------ Data records ------

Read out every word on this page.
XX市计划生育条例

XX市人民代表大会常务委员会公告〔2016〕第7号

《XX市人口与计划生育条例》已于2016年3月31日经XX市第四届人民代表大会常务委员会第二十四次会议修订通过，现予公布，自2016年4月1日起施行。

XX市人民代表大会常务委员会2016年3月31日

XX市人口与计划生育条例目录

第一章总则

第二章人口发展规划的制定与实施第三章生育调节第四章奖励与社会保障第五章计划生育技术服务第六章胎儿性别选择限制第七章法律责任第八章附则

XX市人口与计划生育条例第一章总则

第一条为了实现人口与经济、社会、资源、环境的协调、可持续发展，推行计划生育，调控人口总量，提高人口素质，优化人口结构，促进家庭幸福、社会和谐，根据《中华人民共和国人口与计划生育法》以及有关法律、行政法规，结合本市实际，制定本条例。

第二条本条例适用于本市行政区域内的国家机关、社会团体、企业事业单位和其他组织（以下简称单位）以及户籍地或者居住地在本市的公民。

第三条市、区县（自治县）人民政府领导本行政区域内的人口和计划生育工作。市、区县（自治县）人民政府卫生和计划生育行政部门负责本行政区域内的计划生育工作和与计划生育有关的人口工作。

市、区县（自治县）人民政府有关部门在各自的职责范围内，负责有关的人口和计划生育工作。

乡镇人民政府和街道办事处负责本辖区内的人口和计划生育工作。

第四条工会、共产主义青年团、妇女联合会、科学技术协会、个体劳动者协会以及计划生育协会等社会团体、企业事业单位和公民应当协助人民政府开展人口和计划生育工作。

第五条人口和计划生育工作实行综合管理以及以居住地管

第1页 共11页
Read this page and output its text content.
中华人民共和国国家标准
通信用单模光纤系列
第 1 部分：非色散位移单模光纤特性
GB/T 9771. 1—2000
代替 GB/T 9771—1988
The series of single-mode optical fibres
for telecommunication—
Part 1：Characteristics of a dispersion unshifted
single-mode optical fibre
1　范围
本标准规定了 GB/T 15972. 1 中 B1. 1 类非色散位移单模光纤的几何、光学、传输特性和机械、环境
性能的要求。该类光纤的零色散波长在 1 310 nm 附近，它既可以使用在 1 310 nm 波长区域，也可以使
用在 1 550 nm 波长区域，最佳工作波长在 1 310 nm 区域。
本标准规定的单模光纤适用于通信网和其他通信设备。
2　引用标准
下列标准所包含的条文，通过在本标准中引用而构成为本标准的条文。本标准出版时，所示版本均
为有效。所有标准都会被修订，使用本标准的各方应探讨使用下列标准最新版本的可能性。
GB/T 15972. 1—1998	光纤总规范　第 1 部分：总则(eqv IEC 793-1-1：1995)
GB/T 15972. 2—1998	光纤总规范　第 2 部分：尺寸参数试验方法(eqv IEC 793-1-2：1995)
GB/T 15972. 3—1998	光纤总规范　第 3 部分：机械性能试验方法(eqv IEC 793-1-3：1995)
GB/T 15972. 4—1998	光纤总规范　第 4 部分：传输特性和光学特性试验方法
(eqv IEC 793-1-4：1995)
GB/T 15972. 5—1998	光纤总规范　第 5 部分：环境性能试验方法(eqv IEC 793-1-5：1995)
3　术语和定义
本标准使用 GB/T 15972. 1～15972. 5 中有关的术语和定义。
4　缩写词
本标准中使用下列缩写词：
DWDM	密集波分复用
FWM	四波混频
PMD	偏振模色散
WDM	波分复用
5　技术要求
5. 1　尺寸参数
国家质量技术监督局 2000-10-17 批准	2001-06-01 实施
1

------

*Work to complete*. Give back, unchanged, every line from the one with "Read this page and output its text content." to the end of the entries above.

*Answer in full*.
Read this page and output its text content.
中华人民共和国国家标准
通信用单模光纤系列
第 1 部分：非色散位移单模光纤特性
GB/T 9771. 1—2000
代替 GB/T 9771—1988
The series of single-mode optical fibres
for telecommunication—
Part 1：Characteristics of a dispersion unshifted
single-mode optical fibre
1　范围
本标准规定了 GB/T 15972. 1 中 B1. 1 类非色散位移单模光纤的几何、光学、传输特性和机械、环境
性能的要求。该类光纤的零色散波长在 1 310 nm 附近，它既可以使用在 1 310 nm 波长区域，也可以使
用在 1 550 nm 波长区域，最佳工作波长在 1 310 nm 区域。
本标准规定的单模光纤适用于通信网和其他通信设备。
2　引用标准
下列标准所包含的条文，通过在本标准中引用而构成为本标准的条文。本标准出版时，所示版本均
为有效。所有标准都会被修订，使用本标准的各方应探讨使用下列标准最新版本的可能性。
GB/T 15972. 1—1998	光纤总规范　第 1 部分：总则(eqv IEC 793-1-1：1995)
GB/T 15972. 2—1998	光纤总规范　第 2 部分：尺寸参数试验方法(eqv IEC 793-1-2：1995)
GB/T 15972. 3—1998	光纤总规范　第 3 部分：机械性能试验方法(eqv IEC 793-1-3：1995)
GB/T 15972. 4—1998	光纤总规范　第 4 部分：传输特性和光学特性试验方法
(eqv IEC 793-1-4：1995)
GB/T 15972. 5—1998	光纤总规范　第 5 部分：环境性能试验方法(eqv IEC 793-1-5：1995)
3　术语和定义
本标准使用 GB/T 15972. 1～15972. 5 中有关的术语和定义。
4　缩写词
本标准中使用下列缩写词：
DWDM	密集波分复用
FWM	四波混频
PMD	偏振模色散
WDM	波分复用
5　技术要求
5. 1　尺寸参数
国家质量技术监督局 2000-10-17 批准	2001-06-01 实施
1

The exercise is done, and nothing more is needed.